→ **WRITTEN TASK**
Go through the material below and copy each line where the word "Ledenprijs" appears.
===== WORKING DATA
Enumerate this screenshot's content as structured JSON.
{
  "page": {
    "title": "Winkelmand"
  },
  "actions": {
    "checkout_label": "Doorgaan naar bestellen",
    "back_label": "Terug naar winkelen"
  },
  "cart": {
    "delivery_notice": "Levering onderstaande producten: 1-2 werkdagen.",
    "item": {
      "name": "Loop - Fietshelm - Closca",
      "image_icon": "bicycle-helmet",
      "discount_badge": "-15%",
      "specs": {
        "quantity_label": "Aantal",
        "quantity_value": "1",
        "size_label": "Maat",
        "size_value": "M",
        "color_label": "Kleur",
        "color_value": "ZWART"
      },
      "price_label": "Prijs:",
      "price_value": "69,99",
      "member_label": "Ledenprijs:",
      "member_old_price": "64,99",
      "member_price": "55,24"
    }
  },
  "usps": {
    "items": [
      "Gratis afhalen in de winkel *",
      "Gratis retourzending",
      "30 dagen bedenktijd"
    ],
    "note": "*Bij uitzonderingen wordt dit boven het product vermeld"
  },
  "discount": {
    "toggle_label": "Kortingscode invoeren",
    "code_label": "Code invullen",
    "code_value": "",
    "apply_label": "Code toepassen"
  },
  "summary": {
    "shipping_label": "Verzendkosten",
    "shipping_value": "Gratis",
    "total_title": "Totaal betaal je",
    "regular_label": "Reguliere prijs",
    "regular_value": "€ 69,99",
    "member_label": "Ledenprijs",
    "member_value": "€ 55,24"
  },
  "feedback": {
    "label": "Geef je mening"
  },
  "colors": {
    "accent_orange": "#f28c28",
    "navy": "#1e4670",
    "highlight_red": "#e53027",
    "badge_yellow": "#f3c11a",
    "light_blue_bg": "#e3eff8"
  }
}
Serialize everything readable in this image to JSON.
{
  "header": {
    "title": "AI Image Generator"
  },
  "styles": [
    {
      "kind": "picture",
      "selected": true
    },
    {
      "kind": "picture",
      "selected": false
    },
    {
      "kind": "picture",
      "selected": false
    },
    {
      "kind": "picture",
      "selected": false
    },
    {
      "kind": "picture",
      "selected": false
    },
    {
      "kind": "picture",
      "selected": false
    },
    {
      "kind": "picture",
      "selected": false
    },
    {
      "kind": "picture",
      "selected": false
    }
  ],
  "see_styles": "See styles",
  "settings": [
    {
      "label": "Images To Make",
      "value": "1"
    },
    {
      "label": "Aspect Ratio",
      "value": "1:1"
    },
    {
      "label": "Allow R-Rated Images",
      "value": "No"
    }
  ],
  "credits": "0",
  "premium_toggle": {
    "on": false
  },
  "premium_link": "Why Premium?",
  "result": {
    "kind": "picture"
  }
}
==========
→ **EXERCISE RESPONSE**
      "member_label": "Ledenprijs:",
    "member_label": "Ledenprijs",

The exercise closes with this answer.